## [Task instructions]
Check each line for the string "record", then give only how many lines have it.

## [Input material]
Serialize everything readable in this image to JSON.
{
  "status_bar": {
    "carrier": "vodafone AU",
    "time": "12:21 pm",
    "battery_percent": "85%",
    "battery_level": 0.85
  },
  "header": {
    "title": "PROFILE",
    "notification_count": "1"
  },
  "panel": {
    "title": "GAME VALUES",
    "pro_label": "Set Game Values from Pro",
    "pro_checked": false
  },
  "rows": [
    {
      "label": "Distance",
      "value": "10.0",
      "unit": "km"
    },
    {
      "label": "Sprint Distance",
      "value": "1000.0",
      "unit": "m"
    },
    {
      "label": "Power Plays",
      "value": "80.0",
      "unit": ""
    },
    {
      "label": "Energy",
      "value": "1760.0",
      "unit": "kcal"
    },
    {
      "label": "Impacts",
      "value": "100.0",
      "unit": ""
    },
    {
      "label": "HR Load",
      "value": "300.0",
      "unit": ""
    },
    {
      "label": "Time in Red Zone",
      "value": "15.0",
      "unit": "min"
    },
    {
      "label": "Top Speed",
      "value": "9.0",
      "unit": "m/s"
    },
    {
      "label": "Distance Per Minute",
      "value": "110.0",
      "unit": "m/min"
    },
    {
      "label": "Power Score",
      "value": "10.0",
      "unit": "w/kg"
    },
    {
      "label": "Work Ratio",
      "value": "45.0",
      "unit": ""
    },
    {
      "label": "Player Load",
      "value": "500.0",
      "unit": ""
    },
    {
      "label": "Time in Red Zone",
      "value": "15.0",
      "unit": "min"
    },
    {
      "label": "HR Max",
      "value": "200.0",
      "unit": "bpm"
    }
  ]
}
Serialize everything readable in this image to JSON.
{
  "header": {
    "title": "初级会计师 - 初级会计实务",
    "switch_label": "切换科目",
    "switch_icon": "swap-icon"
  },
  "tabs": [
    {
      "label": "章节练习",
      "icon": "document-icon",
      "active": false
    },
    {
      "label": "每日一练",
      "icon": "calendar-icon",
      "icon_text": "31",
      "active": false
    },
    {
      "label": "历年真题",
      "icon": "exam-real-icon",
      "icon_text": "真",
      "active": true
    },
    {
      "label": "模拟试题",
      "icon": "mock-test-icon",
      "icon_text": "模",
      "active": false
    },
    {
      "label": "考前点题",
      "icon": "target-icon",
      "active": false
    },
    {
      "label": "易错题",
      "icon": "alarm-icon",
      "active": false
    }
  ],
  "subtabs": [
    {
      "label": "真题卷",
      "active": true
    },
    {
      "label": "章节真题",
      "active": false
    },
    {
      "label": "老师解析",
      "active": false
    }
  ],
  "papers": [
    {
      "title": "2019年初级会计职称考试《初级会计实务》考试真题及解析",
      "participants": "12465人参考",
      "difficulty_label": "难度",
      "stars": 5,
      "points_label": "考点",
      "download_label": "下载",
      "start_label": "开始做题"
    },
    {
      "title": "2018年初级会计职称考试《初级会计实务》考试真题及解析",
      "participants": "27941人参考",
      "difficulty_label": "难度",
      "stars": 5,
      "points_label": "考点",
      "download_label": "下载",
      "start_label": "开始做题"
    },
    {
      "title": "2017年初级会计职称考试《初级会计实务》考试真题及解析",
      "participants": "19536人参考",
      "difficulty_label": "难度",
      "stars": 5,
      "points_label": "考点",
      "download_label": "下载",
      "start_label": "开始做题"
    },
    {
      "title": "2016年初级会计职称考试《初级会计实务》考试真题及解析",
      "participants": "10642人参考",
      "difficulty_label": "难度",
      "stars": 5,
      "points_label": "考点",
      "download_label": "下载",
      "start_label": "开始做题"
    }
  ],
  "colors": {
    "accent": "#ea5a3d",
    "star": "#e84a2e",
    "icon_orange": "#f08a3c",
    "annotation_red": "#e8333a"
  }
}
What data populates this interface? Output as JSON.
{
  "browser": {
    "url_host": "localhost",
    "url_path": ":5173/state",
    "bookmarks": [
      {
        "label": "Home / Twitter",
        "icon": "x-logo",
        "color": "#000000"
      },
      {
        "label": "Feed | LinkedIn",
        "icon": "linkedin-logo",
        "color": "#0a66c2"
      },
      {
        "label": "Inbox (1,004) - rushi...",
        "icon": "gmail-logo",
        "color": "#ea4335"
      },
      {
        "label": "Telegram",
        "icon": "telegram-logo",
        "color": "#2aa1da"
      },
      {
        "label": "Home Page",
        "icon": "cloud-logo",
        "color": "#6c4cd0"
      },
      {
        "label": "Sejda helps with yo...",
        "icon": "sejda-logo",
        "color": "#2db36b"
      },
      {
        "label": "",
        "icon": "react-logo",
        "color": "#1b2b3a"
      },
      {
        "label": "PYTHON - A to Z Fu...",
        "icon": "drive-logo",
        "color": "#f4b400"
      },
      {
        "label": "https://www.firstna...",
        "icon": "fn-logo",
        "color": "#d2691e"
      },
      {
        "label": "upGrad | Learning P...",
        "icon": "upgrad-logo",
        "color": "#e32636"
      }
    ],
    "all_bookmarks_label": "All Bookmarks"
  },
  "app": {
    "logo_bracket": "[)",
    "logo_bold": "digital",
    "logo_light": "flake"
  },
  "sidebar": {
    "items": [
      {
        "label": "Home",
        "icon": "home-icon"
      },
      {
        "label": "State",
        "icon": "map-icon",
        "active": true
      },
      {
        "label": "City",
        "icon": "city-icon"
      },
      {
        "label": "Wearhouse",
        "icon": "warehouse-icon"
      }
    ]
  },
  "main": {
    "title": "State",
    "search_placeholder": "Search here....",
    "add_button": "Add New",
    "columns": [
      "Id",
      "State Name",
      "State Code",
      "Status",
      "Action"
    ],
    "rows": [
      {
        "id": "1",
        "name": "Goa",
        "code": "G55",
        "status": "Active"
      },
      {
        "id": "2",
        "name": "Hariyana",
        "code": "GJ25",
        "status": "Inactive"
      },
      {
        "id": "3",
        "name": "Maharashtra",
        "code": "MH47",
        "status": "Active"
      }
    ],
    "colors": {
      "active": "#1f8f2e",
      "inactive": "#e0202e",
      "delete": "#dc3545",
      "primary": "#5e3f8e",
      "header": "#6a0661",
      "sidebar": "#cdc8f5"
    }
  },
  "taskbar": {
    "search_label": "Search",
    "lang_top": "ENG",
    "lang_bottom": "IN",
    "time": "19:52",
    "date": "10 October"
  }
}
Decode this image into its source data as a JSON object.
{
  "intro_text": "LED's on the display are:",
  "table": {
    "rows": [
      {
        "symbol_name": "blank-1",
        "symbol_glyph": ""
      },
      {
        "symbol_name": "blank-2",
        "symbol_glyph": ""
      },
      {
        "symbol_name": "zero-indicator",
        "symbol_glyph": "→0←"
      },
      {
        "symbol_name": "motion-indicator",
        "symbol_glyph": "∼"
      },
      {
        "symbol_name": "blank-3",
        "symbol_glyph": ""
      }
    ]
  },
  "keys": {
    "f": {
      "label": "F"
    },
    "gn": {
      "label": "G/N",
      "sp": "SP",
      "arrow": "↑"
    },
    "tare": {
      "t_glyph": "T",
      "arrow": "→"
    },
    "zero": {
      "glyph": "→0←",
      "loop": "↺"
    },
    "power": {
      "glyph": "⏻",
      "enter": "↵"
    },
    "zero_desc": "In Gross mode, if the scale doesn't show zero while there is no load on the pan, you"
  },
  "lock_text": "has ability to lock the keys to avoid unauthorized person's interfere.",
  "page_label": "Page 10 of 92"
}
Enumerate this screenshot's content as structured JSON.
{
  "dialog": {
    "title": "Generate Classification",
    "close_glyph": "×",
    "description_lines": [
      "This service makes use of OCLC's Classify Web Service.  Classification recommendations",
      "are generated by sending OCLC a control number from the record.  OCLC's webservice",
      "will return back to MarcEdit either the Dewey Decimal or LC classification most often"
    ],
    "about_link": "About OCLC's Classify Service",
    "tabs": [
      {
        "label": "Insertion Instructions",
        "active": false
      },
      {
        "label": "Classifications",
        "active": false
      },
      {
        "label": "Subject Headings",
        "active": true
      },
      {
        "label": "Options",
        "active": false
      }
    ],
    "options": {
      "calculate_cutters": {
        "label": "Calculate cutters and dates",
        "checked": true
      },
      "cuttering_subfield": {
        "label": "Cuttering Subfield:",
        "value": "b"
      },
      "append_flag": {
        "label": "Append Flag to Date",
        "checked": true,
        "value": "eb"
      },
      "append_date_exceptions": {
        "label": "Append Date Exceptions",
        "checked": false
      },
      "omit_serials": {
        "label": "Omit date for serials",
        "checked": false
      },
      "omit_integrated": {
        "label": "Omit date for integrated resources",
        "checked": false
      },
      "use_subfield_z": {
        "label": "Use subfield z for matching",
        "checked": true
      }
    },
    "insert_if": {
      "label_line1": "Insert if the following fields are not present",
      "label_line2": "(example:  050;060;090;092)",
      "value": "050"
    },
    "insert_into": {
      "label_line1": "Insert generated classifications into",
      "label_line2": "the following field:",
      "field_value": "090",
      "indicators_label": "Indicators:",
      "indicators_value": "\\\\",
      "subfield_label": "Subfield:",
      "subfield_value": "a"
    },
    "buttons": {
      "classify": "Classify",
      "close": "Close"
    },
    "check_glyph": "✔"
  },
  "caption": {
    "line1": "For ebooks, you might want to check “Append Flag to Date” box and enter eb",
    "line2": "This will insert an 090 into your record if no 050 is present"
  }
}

## [Problem solution]
2